===== Data for this task

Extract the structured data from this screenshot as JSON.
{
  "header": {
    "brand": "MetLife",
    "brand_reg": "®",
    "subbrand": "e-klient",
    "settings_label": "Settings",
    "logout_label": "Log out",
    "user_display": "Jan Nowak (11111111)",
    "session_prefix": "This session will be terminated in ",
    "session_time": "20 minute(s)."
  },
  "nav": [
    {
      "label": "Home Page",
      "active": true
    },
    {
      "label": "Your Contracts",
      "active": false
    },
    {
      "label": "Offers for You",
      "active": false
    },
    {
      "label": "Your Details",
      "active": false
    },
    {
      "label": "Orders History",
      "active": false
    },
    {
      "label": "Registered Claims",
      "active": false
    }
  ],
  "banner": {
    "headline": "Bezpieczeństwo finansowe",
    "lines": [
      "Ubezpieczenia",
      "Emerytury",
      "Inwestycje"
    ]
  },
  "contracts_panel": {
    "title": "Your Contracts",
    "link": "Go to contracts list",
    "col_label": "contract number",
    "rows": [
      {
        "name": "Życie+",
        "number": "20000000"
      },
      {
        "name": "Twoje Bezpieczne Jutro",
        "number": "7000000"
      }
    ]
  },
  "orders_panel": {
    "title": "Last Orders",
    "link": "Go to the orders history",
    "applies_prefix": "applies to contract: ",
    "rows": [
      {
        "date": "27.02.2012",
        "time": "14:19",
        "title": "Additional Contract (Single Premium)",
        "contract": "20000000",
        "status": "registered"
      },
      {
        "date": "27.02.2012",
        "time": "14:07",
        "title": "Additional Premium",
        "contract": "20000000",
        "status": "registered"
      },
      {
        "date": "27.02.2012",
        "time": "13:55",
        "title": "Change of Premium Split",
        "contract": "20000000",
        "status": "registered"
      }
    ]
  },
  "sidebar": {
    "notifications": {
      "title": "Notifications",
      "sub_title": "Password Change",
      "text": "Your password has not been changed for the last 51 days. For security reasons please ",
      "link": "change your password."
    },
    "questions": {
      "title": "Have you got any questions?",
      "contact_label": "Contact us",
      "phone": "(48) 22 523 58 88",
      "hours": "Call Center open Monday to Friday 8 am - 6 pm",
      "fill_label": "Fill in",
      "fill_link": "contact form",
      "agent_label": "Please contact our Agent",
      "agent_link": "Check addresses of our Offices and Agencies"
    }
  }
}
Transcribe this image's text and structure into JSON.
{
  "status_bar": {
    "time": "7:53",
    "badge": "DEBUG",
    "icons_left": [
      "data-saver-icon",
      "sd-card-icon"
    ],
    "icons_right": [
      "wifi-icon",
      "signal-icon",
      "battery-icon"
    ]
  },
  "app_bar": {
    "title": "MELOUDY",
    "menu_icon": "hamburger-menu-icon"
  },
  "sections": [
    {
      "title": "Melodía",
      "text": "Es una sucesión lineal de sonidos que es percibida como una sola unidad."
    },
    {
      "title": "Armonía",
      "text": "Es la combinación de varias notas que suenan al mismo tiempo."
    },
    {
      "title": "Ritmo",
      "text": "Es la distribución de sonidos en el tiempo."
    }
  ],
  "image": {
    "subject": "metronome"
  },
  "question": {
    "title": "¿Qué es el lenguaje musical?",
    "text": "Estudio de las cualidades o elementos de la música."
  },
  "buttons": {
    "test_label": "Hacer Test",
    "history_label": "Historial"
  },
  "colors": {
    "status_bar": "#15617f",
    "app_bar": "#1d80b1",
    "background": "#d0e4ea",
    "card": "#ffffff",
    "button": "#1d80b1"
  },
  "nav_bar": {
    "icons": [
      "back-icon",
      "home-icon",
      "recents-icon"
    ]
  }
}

==========

*Required task*
Return the entries above exactly, each one complete.

*Solution to this task*
Extract the structured data from this screenshot as JSON.
{
  "header": {
    "brand": "MetLife",
    "brand_reg": "®",
    "subbrand": "e-klient",
    "settings_label": "Settings",
    "logout_label": "Log out",
    "user_display": "Jan Nowak (11111111)",
    "session_prefix": "This session will be terminated in ",
    "session_time": "20 minute(s)."
  },
  "nav": [
    {
      "label": "Home Page",
      "active": true
    },
    {
      "label": "Your Contracts",
      "active": false
    },
    {
      "label": "Offers for You",
      "active": false
    },
    {
      "label": "Your Details",
      "active": false
    },
    {
      "label": "Orders History",
      "active": false
    },
    {
      "label": "Registered Claims",
      "active": false
    }
  ],
  "banner": {
    "headline": "Bezpieczeństwo finansowe",
    "lines": [
      "Ubezpieczenia",
      "Emerytury",
      "Inwestycje"
    ]
  },
  "contracts_panel": {
    "title": "Your Contracts",
    "link": "Go to contracts list",
    "col_label": "contract number",
    "rows": [
      {
        "name": "Życie+",
        "number": "20000000"
      },
      {
        "name": "Twoje Bezpieczne Jutro",
        "number": "7000000"
      }
    ]
  },
  "orders_panel": {
    "title": "Last Orders",
    "link": "Go to the orders history",
    "applies_prefix": "applies to contract: ",
    "rows": [
      {
        "date": "27.02.2012",
        "time": "14:19",
        "title": "Additional Contract (Single Premium)",
        "contract": "20000000",
        "status": "registered"
      },
      {
        "date": "27.02.2012",
        "time": "14:07",
        "title": "Additional Premium",
        "contract": "20000000",
        "status": "registered"
      },
      {
        "date": "27.02.2012",
        "time": "13:55",
        "title": "Change of Premium Split",
        "contract": "20000000",
        "status": "registered"
      }
    ]
  },
  "sidebar": {
    "notifications": {
      "title": "Notifications",
      "sub_title": "Password Change",
      "text": "Your password has not been changed for the last 51 days. For security reasons please ",
      "link": "change your password."
    },
    "questions": {
      "title": "Have you got any questions?",
      "contact_label": "Contact us",
      "phone": "(48) 22 523 58 88",
      "hours": "Call Center open Monday to Friday 8 am - 6 pm",
      "fill_label": "Fill in",
      "fill_link": "contact form",
      "agent_label": "Please contact our Agent",
      "agent_link": "Check addresses of our Offices and Agencies"
    }
  }
}
Transcribe this image's text and structure into JSON.
{
  "status_bar": {
    "time": "7:53",
    "badge": "DEBUG",
    "icons_left": [
      "data-saver-icon",
      "sd-card-icon"
    ],
    "icons_right": [
      "wifi-icon",
      "signal-icon",
      "battery-icon"
    ]
  },
  "app_bar": {
    "title": "MELOUDY",
    "menu_icon": "hamburger-menu-icon"
  },
  "sections": [
    {
      "title": "Melodía",
      "text": "Es una sucesión lineal de sonidos que es percibida como una sola unidad."
    },
    {
      "title": "Armonía",
      "text": "Es la combinación de varias notas que suenan al mismo tiempo."
    },
    {
      "title": "Ritmo",
      "text": "Es la distribución de sonidos en el tiempo."
    }
  ],
  "image": {
    "subject": "metronome"
  },
  "question": {
    "title": "¿Qué es el lenguaje musical?",
    "text": "Estudio de las cualidades o elementos de la música."
  },
  "buttons": {
    "test_label": "Hacer Test",
    "history_label": "Historial"
  },
  "colors": {
    "status_bar": "#15617f",
    "app_bar": "#1d80b1",
    "background": "#d0e4ea",
    "card": "#ffffff",
    "button": "#1d80b1"
  },
  "nav_bar": {
    "icons": [
      "back-icon",
      "home-icon",
      "recents-icon"
    ]
  }
}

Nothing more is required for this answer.